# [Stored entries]
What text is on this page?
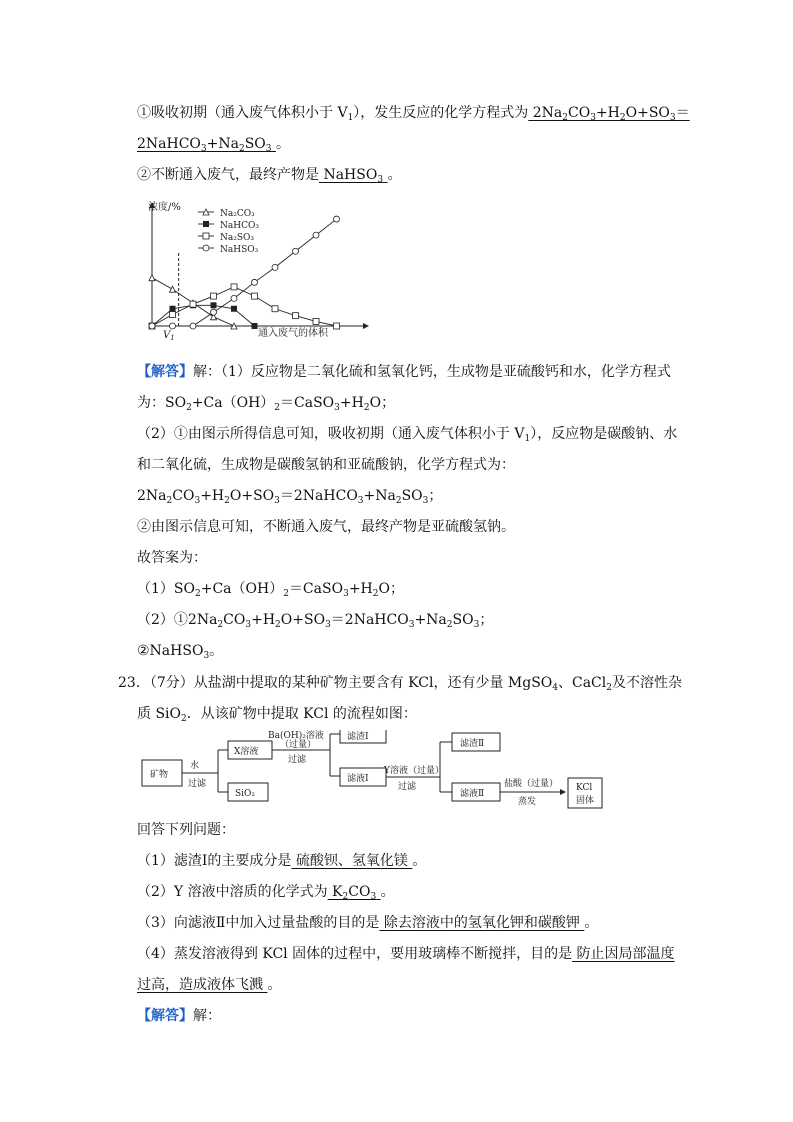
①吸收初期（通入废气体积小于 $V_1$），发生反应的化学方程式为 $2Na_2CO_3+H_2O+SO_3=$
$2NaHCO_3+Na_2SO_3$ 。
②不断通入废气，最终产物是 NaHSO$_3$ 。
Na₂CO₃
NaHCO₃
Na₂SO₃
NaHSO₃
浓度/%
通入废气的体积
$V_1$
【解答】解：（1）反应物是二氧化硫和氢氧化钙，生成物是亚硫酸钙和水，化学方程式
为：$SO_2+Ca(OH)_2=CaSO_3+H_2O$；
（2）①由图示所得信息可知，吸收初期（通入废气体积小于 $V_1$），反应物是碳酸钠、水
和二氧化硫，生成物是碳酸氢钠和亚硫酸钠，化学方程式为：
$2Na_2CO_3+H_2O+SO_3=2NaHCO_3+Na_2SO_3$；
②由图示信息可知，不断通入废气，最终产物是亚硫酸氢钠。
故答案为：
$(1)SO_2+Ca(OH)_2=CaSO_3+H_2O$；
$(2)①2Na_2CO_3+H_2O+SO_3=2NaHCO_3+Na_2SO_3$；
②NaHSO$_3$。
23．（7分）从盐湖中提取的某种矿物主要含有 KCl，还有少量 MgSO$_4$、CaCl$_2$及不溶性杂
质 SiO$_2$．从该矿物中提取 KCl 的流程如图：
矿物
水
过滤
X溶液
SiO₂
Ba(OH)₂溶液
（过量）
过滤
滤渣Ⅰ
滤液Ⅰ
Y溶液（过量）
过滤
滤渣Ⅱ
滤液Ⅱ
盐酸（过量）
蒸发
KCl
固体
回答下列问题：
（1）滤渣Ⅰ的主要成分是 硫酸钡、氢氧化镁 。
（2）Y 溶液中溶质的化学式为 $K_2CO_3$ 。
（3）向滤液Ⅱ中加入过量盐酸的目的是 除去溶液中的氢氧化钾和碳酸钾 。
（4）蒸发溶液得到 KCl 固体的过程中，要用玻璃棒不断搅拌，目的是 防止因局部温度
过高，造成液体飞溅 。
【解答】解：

* * *

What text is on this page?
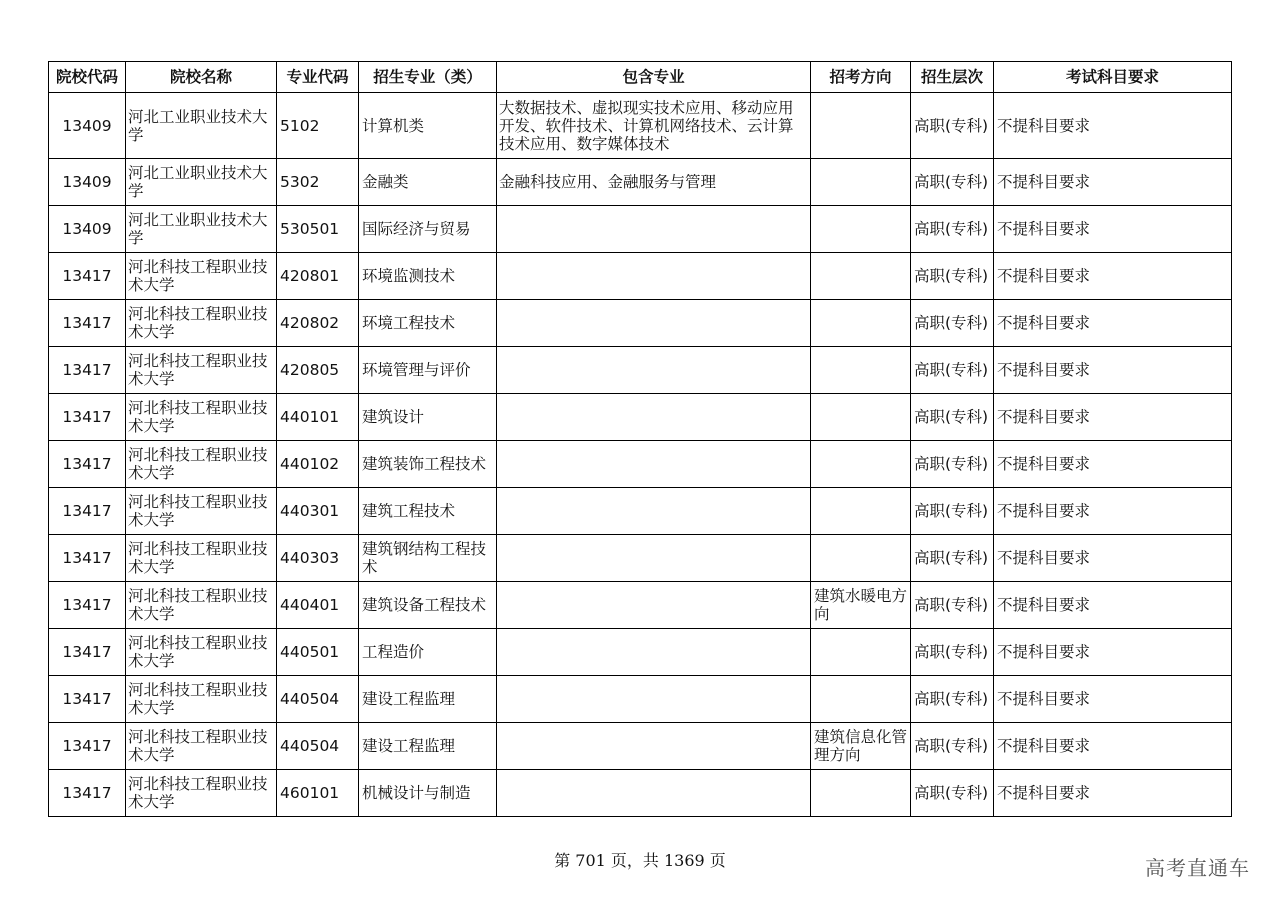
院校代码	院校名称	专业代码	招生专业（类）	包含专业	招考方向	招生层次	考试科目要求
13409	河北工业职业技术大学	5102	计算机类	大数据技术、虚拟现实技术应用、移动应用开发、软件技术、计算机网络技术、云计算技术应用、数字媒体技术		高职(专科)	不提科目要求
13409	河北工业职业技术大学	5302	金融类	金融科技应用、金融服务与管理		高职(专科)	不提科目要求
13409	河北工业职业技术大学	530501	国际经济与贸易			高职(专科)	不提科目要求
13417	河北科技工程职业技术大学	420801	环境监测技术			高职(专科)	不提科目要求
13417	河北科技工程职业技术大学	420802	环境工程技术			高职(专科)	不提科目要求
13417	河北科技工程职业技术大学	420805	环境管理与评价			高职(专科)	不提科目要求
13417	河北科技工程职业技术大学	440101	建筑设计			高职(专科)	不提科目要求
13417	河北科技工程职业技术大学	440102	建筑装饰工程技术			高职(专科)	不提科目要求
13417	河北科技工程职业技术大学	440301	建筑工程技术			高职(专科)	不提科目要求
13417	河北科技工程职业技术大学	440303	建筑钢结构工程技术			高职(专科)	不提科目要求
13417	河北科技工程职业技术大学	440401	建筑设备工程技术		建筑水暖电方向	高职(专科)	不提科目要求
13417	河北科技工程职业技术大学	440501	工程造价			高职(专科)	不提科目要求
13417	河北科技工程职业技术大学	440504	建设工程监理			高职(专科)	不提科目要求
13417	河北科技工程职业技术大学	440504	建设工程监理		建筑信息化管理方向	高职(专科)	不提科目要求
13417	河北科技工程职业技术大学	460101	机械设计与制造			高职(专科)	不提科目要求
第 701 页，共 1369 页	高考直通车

# [What the task asks]
Identify lines with the string "通入废气体积小于". Copy each one.

# [Exercise result]
①吸收初期（通入废气体积小于 $V_1$），发生反应的化学方程式为 $2Na_2CO_3+H_2O+SO_3=$
（2）①由图示所得信息可知，吸收初期（通入废气体积小于 $V_1$），反应物是碳酸钠、水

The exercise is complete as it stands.